* **To be done**: Print all records exactly, leaving nothing out.

►

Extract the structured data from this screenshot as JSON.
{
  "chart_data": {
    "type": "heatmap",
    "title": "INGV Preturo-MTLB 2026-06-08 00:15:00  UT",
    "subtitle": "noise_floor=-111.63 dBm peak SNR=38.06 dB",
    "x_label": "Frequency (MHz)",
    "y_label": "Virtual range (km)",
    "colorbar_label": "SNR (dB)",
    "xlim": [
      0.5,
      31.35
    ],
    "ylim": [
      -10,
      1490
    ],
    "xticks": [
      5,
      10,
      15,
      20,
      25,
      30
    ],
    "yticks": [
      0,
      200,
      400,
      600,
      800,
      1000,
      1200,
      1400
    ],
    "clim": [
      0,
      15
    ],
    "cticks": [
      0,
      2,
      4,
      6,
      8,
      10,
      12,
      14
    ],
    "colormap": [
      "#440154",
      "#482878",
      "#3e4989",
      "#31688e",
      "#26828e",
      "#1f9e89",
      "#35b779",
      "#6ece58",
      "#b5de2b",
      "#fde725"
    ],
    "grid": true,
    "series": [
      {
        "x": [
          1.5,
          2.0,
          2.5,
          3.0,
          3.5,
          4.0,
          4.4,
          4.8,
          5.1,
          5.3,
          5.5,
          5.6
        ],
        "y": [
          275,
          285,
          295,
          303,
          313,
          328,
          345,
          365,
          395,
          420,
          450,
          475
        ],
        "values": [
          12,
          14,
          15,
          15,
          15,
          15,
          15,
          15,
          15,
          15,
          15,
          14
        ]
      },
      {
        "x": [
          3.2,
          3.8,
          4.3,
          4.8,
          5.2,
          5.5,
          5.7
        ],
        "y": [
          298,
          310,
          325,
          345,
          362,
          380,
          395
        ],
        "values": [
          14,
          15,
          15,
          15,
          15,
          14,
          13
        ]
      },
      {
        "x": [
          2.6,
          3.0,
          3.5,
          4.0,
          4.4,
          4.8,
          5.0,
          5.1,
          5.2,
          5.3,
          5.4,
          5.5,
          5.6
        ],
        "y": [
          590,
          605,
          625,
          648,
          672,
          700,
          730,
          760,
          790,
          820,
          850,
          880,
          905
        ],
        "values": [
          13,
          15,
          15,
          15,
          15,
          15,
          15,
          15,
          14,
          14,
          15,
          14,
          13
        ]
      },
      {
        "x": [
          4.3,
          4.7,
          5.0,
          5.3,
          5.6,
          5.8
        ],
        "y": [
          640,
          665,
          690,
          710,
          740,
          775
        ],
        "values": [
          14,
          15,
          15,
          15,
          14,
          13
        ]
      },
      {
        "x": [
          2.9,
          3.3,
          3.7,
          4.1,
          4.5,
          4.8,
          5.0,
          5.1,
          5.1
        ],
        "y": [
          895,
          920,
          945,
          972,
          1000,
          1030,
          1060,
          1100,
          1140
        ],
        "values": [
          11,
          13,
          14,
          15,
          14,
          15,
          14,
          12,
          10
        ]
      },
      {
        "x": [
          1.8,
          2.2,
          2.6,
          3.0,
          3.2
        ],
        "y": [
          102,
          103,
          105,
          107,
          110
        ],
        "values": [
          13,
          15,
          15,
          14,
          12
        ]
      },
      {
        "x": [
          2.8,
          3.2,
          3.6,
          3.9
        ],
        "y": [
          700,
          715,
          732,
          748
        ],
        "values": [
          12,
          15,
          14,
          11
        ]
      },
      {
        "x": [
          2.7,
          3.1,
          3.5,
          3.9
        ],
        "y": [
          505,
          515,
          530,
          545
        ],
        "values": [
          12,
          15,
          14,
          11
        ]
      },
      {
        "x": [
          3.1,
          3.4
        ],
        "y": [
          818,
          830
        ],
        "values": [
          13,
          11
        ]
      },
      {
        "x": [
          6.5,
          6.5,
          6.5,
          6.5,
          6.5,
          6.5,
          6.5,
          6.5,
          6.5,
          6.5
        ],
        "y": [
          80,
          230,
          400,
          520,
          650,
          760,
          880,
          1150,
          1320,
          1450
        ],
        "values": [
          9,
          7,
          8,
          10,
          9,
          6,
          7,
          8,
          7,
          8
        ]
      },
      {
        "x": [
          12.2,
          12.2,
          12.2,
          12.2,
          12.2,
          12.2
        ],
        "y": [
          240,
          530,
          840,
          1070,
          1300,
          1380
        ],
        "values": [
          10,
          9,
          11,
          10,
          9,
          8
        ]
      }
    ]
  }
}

◄

* **Solved exercise**:
Extract the structured data from this screenshot as JSON.
{
  "chart_data": {
    "type": "heatmap",
    "title": "INGV Preturo-MTLB 2026-06-08 00:15:00  UT",
    "subtitle": "noise_floor=-111.63 dBm peak SNR=38.06 dB",
    "x_label": "Frequency (MHz)",
    "y_label": "Virtual range (km)",
    "colorbar_label": "SNR (dB)",
    "xlim": [
      0.5,
      31.35
    ],
    "ylim": [
      -10,
      1490
    ],
    "xticks": [
      5,
      10,
      15,
      20,
      25,
      30
    ],
    "yticks": [
      0,
      200,
      400,
      600,
      800,
      1000,
      1200,
      1400
    ],
    "clim": [
      0,
      15
    ],
    "cticks": [
      0,
      2,
      4,
      6,
      8,
      10,
      12,
      14
    ],
    "colormap": [
      "#440154",
      "#482878",
      "#3e4989",
      "#31688e",
      "#26828e",
      "#1f9e89",
      "#35b779",
      "#6ece58",
      "#b5de2b",
      "#fde725"
    ],
    "grid": true,
    "series": [
      {
        "x": [
          1.5,
          2.0,
          2.5,
          3.0,
          3.5,
          4.0,
          4.4,
          4.8,
          5.1,
          5.3,
          5.5,
          5.6
        ],
        "y": [
          275,
          285,
          295,
          303,
          313,
          328,
          345,
          365,
          395,
          420,
          450,
          475
        ],
        "values": [
          12,
          14,
          15,
          15,
          15,
          15,
          15,
          15,
          15,
          15,
          15,
          14
        ]
      },
      {
        "x": [
          3.2,
          3.8,
          4.3,
          4.8,
          5.2,
          5.5,
          5.7
        ],
        "y": [
          298,
          310,
          325,
          345,
          362,
          380,
          395
        ],
        "values": [
          14,
          15,
          15,
          15,
          15,
          14,
          13
        ]
      },
      {
        "x": [
          2.6,
          3.0,
          3.5,
          4.0,
          4.4,
          4.8,
          5.0,
          5.1,
          5.2,
          5.3,
          5.4,
          5.5,
          5.6
        ],
        "y": [
          590,
          605,
          625,
          648,
          672,
          700,
          730,
          760,
          790,
          820,
          850,
          880,
          905
        ],
        "values": [
          13,
          15,
          15,
          15,
          15,
          15,
          15,
          15,
          14,
          14,
          15,
          14,
          13
        ]
      },
      {
        "x": [
          4.3,
          4.7,
          5.0,
          5.3,
          5.6,
          5.8
        ],
        "y": [
          640,
          665,
          690,
          710,
          740,
          775
        ],
        "values": [
          14,
          15,
          15,
          15,
          14,
          13
        ]
      },
      {
        "x": [
          2.9,
          3.3,
          3.7,
          4.1,
          4.5,
          4.8,
          5.0,
          5.1,
          5.1
        ],
        "y": [
          895,
          920,
          945,
          972,
          1000,
          1030,
          1060,
          1100,
          1140
        ],
        "values": [
          11,
          13,
          14,
          15,
          14,
          15,
          14,
          12,
          10
        ]
      },
      {
        "x": [
          1.8,
          2.2,
          2.6,
          3.0,
          3.2
        ],
        "y": [
          102,
          103,
          105,
          107,
          110
        ],
        "values": [
          13,
          15,
          15,
          14,
          12
        ]
      },
      {
        "x": [
          2.8,
          3.2,
          3.6,
          3.9
        ],
        "y": [
          700,
          715,
          732,
          748
        ],
        "values": [
          12,
          15,
          14,
          11
        ]
      },
      {
        "x": [
          2.7,
          3.1,
          3.5,
          3.9
        ],
        "y": [
          505,
          515,
          530,
          545
        ],
        "values": [
          12,
          15,
          14,
          11
        ]
      },
      {
        "x": [
          3.1,
          3.4
        ],
        "y": [
          818,
          830
        ],
        "values": [
          13,
          11
        ]
      },
      {
        "x": [
          6.5,
          6.5,
          6.5,
          6.5,
          6.5,
          6.5,
          6.5,
          6.5,
          6.5,
          6.5
        ],
        "y": [
          80,
          230,
          400,
          520,
          650,
          760,
          880,
          1150,
          1320,
          1450
        ],
        "values": [
          9,
          7,
          8,
          10,
          9,
          6,
          7,
          8,
          7,
          8
        ]
      },
      {
        "x": [
          12.2,
          12.2,
          12.2,
          12.2,
          12.2,
          12.2
        ],
        "y": [
          240,
          530,
          840,
          1070,
          1300,
          1380
        ],
        "values": [
          10,
          9,
          11,
          10,
          9,
          8
        ]
      }
    ]
  }
}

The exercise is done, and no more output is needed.